What you are asked to do. Pull out every line from the listing that has the word "this".

Record extracts.
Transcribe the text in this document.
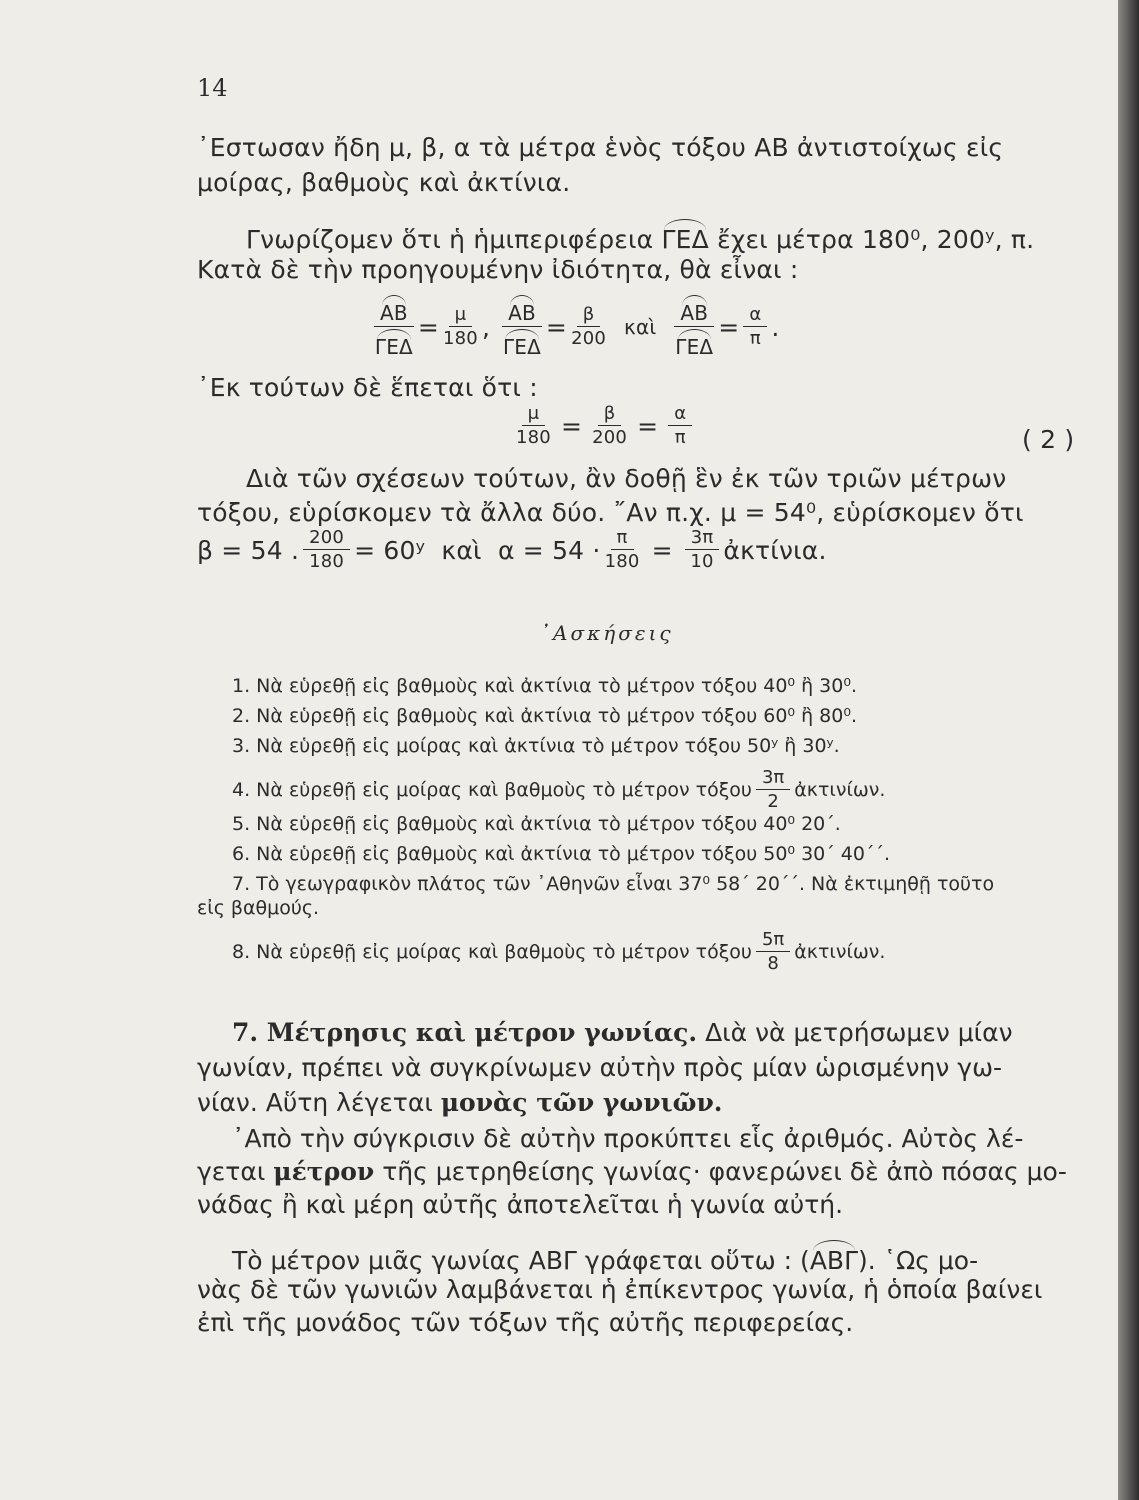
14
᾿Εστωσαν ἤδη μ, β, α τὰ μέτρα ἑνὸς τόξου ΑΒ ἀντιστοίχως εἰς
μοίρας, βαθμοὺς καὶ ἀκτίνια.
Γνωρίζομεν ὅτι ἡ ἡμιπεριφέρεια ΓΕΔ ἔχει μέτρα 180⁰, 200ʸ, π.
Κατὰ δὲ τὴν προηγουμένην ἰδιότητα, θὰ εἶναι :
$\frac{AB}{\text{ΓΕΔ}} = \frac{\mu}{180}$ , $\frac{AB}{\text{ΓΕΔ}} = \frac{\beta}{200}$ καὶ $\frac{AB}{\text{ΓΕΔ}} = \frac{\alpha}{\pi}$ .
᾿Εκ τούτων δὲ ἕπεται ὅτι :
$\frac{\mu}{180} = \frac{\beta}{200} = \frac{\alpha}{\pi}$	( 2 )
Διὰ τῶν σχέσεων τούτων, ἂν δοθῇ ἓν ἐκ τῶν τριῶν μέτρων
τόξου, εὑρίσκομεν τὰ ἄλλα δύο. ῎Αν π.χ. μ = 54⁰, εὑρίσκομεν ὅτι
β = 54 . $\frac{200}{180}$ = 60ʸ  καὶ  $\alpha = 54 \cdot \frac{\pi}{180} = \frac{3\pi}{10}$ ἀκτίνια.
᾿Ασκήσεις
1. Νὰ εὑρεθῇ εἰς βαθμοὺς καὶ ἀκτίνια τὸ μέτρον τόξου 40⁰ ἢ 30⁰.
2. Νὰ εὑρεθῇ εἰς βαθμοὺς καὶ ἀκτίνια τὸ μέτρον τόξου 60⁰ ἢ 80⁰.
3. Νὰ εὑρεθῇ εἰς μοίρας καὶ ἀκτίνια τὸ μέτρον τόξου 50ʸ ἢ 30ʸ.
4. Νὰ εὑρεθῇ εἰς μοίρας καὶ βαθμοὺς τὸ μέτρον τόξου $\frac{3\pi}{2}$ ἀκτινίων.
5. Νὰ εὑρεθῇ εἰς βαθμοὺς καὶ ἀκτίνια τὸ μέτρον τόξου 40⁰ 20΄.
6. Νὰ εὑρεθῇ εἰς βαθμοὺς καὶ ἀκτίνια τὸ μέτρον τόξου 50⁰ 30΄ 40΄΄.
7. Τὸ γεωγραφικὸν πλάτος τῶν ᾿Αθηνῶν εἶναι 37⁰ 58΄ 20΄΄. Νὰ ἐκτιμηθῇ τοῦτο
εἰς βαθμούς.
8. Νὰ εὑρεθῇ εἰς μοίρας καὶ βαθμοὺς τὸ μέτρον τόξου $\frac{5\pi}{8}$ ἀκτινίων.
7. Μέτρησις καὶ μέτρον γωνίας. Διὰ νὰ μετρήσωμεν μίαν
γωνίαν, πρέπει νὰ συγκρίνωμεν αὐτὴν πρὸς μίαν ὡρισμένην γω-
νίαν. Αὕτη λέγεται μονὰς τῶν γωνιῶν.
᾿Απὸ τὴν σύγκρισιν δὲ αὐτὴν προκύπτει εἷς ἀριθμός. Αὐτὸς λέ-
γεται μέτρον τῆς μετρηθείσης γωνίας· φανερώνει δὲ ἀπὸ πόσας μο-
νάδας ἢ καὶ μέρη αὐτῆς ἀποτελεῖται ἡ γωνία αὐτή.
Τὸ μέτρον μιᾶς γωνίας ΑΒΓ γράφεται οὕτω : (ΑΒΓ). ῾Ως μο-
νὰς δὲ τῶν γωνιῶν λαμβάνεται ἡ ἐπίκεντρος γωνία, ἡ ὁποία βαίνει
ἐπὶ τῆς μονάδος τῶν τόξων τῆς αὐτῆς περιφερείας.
--
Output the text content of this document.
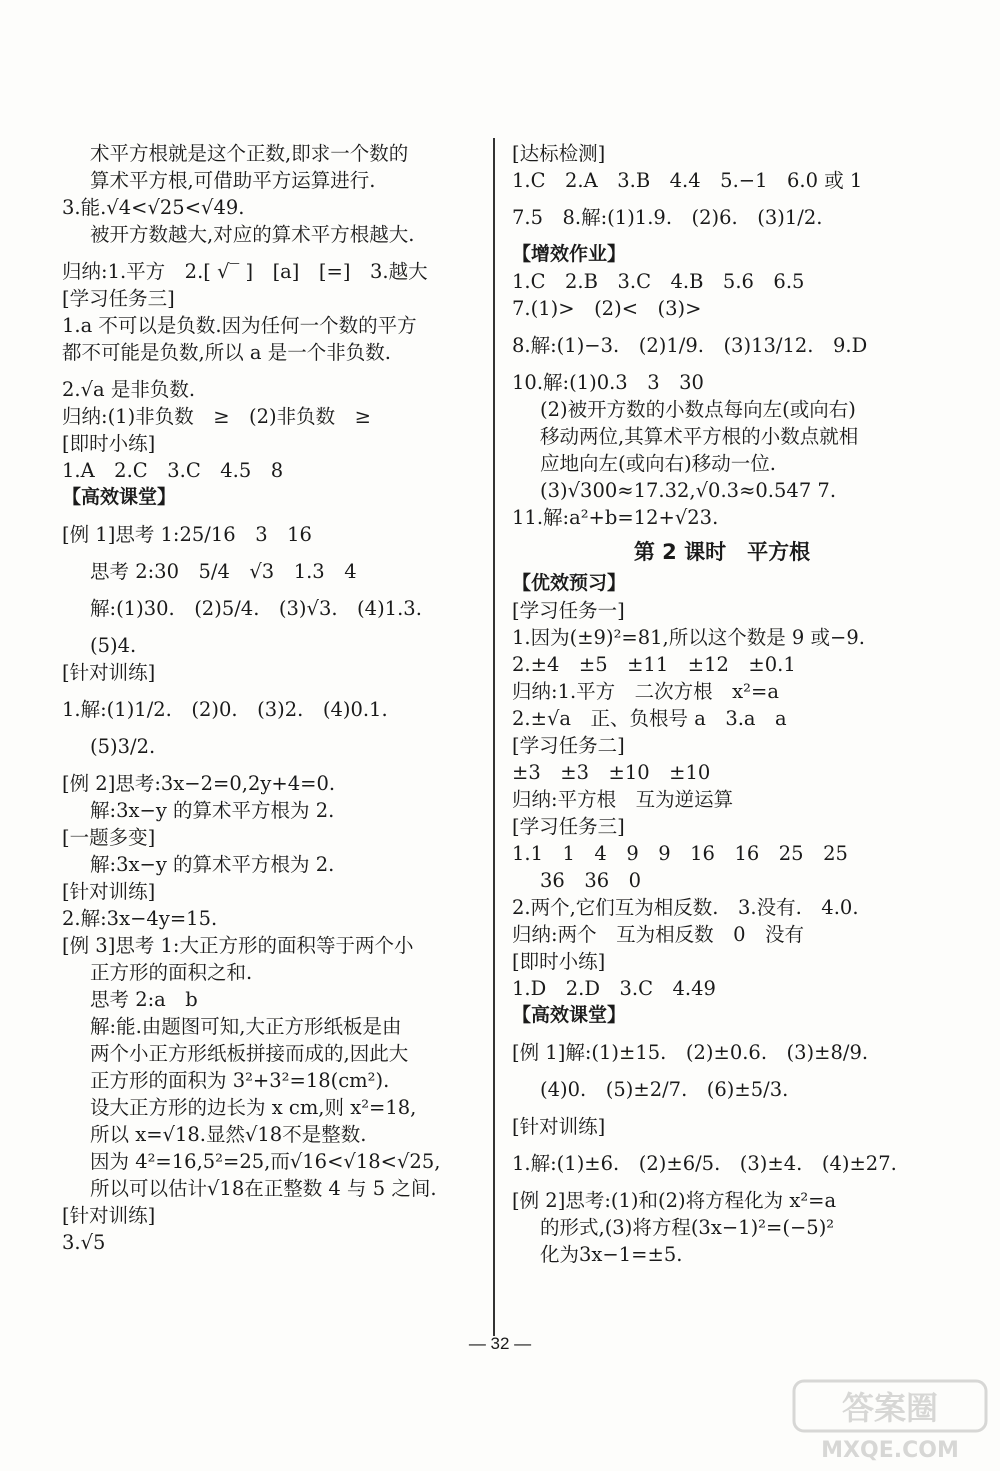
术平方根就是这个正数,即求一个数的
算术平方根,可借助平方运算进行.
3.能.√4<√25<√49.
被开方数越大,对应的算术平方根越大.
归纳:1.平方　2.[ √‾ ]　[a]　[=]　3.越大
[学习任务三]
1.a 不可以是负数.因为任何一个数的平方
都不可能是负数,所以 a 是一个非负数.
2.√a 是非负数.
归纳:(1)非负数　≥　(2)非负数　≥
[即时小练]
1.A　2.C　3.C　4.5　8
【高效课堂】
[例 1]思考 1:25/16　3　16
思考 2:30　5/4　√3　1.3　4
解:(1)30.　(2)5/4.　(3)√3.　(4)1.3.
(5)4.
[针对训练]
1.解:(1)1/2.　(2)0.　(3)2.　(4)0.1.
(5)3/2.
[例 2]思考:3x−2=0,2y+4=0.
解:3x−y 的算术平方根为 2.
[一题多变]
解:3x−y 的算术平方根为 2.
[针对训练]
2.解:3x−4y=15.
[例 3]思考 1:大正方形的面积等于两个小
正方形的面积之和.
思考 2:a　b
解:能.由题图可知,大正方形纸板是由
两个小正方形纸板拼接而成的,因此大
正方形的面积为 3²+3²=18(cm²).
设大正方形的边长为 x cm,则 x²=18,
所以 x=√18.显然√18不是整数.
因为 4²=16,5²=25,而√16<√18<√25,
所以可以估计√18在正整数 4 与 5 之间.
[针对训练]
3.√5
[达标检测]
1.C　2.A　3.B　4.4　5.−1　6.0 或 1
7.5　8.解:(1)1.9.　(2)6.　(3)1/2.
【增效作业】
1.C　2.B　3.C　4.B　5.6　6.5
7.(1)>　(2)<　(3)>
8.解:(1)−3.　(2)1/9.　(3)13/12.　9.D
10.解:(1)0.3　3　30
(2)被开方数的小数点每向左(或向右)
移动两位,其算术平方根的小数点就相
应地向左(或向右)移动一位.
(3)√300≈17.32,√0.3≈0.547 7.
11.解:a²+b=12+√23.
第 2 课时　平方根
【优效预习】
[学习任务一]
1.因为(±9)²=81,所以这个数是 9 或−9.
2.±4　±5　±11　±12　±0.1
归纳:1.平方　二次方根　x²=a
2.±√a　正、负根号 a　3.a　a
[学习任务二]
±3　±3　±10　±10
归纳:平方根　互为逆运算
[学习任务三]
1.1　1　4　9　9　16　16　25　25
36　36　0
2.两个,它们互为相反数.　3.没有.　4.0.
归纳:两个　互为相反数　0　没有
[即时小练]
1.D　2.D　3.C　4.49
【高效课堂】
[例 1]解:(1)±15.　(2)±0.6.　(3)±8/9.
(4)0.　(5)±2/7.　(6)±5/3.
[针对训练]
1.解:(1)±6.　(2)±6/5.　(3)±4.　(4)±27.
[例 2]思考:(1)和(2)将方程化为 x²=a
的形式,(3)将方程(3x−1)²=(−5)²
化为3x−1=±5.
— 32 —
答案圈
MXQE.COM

Reply to the task.
Transcribe the text in this document.
Output the text content of this document.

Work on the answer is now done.